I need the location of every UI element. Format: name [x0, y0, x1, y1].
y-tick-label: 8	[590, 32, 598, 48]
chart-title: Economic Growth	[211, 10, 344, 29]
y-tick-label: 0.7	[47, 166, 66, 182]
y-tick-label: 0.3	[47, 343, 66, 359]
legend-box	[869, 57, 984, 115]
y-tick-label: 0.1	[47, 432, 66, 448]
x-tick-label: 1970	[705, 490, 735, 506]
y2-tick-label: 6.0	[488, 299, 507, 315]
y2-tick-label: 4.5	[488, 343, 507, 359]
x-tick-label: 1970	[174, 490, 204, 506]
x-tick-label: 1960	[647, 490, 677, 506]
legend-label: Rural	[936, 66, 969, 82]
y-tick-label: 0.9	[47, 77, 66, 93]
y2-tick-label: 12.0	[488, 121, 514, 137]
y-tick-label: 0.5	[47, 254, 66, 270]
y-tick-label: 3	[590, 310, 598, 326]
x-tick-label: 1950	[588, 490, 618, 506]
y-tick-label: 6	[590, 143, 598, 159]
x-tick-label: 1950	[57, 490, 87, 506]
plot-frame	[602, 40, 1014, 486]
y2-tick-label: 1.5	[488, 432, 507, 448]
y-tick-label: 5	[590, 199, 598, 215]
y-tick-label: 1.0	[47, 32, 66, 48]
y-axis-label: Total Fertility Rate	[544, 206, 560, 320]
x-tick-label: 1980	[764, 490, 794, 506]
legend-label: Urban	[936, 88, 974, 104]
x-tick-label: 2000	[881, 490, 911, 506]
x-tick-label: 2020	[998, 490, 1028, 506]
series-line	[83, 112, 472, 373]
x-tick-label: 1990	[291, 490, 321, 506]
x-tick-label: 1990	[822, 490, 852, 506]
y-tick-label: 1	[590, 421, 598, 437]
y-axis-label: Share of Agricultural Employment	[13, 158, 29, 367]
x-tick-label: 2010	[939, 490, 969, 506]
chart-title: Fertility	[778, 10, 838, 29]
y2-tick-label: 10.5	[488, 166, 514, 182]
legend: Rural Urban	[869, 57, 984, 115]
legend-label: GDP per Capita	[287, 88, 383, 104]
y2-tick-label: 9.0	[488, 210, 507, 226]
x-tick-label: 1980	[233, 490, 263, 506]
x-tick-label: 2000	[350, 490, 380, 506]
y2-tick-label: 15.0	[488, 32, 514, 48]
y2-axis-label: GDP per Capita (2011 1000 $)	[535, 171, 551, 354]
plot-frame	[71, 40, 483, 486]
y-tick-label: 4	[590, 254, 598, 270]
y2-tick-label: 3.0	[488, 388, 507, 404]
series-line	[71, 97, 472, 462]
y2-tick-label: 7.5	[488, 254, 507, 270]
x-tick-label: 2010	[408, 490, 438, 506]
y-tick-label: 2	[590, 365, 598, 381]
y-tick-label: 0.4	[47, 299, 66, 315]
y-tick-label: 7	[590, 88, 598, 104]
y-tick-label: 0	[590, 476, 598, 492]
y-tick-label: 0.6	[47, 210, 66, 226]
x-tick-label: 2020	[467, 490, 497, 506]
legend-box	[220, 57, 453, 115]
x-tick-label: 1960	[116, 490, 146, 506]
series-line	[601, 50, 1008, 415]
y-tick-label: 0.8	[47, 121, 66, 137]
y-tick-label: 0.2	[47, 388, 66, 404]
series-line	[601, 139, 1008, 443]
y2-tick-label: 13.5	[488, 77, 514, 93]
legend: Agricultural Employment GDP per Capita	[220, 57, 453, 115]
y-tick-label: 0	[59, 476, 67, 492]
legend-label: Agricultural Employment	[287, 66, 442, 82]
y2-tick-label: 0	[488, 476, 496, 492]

——————

### TASK DESCRIPTION
Rewrite the data above as a numbered list, leaving out any blank lines.

### IN RESPONSE
1. I need the location of every UI element. Format: name [x0, y0, x1, y1].
2. y-tick-label: 8	[590, 32, 598, 48]
3. chart-title: Economic Growth	[211, 10, 344, 29]
4. y-tick-label: 0.7	[47, 166, 66, 182]
5. y-tick-label: 0.3	[47, 343, 66, 359]
6. legend-box	[869, 57, 984, 115]
7. y-tick-label: 0.1	[47, 432, 66, 448]
8. x-tick-label: 1970	[705, 490, 735, 506]
9. y2-tick-label: 6.0	[488, 299, 507, 315]
10. y2-tick-label: 4.5	[488, 343, 507, 359]
11. x-tick-label: 1970	[174, 490, 204, 506]
12. x-tick-label: 1960	[647, 490, 677, 506]
13. legend-label: Rural	[936, 66, 969, 82]
14. y-tick-label: 0.9	[47, 77, 66, 93]
15. y2-tick-label: 12.0	[488, 121, 514, 137]
16. y-tick-label: 0.5	[47, 254, 66, 270]
17. y-tick-label: 3	[590, 310, 598, 326]
18. x-tick-label: 1950	[588, 490, 618, 506]
19. y-tick-label: 6	[590, 143, 598, 159]
20. x-tick-label: 1950	[57, 490, 87, 506]
21. plot-frame	[602, 40, 1014, 486]
22. y2-tick-label: 1.5	[488, 432, 507, 448]
23. y-tick-label: 5	[590, 199, 598, 215]
24. y-tick-label: 1.0	[47, 32, 66, 48]
25. y-axis-label: Total Fertility Rate	[544, 206, 560, 320]
26. x-tick-label: 1980	[764, 490, 794, 506]
27. legend-label: Urban	[936, 88, 974, 104]
28. x-tick-label: 2000	[881, 490, 911, 506]
29. x-tick-label: 2020	[998, 490, 1028, 506]
30. series-line	[83, 112, 472, 373]
31. x-tick-label: 1990	[291, 490, 321, 506]
32. x-tick-label: 1990	[822, 490, 852, 506]
33. y-tick-label: 1	[590, 421, 598, 437]
34. y-axis-label: Share of Agricultural Employment	[13, 158, 29, 367]
35. x-tick-label: 2010	[939, 490, 969, 506]
36. chart-title: Fertility	[778, 10, 838, 29]
37. y2-tick-label: 10.5	[488, 166, 514, 182]
38. legend: Rural Urban	[869, 57, 984, 115]
39. legend-label: GDP per Capita	[287, 88, 383, 104]
40. y2-tick-label: 9.0	[488, 210, 507, 226]
41. x-tick-label: 1980	[233, 490, 263, 506]
42. x-tick-label: 2000	[350, 490, 380, 506]
43. y2-tick-label: 15.0	[488, 32, 514, 48]
44. y2-axis-label: GDP per Capita (2011 1000 $)	[535, 171, 551, 354]
45. plot-frame	[71, 40, 483, 486]
46. y-tick-label: 4	[590, 254, 598, 270]
47. y2-tick-label: 3.0	[488, 388, 507, 404]
48. series-line	[71, 97, 472, 462]
49. y2-tick-label: 7.5	[488, 254, 507, 270]
50. x-tick-label: 2010	[408, 490, 438, 506]
51. y-tick-label: 2	[590, 365, 598, 381]
52. y-tick-label: 0.4	[47, 299, 66, 315]
53. y-tick-label: 7	[590, 88, 598, 104]
54. y-tick-label: 0	[590, 476, 598, 492]
55. y-tick-label: 0.6	[47, 210, 66, 226]
56. x-tick-label: 2020	[467, 490, 497, 506]
57. legend-box	[220, 57, 453, 115]
58. x-tick-label: 1960	[116, 490, 146, 506]
59. series-line	[601, 50, 1008, 415]
60. y-tick-label: 0.8	[47, 121, 66, 137]
61. y-tick-label: 0.2	[47, 388, 66, 404]
62. series-line	[601, 139, 1008, 443]
63. y2-tick-label: 13.5	[488, 77, 514, 93]
64. legend: Agricultural Employment GDP per Capita	[220, 57, 453, 115]
65. y-tick-label: 0	[59, 476, 67, 492]
66. legend-label: Agricultural Employment	[287, 66, 442, 82]
67. y2-tick-label: 0	[488, 476, 496, 492]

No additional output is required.